## START Records provided
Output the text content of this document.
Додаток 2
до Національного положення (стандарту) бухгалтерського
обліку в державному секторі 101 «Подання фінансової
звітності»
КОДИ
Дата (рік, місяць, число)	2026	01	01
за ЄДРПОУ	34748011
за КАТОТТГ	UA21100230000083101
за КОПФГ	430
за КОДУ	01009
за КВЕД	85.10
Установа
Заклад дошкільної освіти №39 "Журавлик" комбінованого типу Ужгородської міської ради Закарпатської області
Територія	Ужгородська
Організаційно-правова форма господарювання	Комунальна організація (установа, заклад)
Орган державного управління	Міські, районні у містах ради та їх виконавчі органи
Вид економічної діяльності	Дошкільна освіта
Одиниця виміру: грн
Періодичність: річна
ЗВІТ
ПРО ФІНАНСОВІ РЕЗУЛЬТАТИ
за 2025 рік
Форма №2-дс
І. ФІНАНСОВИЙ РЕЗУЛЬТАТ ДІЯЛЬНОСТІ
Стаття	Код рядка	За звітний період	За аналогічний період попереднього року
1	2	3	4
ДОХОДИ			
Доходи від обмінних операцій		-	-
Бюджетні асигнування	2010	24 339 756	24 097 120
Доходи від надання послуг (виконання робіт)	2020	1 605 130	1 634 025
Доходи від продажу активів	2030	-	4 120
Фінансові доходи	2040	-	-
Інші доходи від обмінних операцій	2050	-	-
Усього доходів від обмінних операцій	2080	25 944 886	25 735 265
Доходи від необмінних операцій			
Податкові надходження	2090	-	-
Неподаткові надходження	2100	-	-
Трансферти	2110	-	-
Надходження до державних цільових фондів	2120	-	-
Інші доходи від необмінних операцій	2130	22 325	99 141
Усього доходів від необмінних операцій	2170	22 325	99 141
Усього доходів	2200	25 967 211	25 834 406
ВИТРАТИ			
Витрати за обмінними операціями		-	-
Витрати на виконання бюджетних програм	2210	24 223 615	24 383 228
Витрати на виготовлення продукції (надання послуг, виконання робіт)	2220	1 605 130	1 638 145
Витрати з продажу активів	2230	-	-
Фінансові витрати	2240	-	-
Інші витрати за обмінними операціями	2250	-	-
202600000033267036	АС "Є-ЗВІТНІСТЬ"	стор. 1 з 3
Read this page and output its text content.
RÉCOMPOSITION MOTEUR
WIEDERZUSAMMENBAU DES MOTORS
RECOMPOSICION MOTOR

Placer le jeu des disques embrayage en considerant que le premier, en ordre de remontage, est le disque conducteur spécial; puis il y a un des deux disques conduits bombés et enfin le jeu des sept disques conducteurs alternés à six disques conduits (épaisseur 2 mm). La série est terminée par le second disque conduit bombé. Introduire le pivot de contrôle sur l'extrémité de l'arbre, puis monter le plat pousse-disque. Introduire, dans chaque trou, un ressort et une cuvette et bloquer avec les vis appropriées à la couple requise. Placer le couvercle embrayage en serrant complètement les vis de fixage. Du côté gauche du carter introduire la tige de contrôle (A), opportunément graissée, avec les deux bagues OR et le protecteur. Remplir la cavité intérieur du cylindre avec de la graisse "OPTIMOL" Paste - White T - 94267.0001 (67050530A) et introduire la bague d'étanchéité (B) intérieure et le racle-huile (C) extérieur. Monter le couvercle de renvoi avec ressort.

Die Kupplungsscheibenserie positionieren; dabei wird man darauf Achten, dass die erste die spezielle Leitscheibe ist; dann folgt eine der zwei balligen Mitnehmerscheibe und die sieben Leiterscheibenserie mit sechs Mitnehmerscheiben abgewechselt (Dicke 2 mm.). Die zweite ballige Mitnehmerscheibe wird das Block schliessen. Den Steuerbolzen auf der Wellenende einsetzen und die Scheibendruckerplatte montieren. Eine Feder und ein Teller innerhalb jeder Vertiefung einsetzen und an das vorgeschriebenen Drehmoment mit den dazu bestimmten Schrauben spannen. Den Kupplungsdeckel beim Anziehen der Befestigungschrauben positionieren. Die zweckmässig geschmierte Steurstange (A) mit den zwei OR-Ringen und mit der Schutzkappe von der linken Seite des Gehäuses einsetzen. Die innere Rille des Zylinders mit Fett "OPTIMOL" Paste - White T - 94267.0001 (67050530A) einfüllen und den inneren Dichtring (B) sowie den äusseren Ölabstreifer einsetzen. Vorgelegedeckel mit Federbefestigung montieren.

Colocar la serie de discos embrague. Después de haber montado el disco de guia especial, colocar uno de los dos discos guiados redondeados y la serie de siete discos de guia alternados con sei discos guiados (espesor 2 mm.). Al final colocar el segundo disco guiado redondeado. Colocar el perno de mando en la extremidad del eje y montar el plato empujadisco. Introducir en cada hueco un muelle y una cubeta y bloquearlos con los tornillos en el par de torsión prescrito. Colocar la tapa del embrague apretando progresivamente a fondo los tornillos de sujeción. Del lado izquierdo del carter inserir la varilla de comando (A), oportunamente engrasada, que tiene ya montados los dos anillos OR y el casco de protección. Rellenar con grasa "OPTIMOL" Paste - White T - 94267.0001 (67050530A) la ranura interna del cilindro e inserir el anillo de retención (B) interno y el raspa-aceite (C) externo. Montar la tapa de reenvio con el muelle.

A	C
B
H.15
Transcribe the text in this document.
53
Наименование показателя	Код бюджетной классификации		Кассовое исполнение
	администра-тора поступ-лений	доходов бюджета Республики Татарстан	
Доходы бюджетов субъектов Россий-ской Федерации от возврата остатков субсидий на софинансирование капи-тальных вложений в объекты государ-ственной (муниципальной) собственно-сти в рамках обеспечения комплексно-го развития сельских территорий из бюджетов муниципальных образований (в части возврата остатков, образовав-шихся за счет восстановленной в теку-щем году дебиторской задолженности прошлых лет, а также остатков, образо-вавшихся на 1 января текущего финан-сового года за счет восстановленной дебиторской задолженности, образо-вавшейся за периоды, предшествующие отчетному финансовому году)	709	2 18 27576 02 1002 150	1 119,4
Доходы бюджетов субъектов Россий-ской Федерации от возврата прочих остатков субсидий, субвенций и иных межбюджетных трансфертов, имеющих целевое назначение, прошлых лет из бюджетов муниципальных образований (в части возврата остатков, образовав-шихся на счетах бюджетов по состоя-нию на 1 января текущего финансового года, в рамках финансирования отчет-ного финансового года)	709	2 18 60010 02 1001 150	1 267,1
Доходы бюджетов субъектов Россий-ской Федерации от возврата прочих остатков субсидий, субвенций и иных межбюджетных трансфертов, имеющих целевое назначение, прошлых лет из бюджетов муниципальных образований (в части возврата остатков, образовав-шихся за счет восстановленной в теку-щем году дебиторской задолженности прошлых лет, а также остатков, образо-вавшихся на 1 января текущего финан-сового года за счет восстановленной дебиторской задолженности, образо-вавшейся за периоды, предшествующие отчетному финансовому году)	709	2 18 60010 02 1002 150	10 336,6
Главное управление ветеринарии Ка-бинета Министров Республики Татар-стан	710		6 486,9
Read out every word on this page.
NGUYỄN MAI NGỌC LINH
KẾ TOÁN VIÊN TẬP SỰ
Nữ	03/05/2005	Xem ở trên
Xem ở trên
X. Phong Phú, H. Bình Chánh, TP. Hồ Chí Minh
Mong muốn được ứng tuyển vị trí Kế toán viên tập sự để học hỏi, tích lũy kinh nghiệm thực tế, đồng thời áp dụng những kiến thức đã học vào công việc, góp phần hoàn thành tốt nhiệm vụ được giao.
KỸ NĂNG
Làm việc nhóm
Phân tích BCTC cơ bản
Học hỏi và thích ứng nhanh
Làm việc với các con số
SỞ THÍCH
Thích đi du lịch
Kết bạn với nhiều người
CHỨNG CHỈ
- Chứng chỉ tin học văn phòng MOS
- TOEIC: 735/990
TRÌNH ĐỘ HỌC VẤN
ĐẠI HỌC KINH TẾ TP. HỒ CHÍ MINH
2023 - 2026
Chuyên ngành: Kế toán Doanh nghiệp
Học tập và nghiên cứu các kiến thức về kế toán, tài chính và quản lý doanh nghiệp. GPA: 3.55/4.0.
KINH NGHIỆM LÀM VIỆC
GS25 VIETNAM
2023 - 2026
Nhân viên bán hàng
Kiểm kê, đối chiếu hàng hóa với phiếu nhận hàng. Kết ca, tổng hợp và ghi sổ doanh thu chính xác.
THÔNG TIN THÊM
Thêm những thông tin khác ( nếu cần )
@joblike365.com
## END Records provided
Problem description » Go through the data above and find the lines with the word "Read". Copy each of those lines.

Solution to this problem »
Read this page and output its text content.
Read out every word on this page.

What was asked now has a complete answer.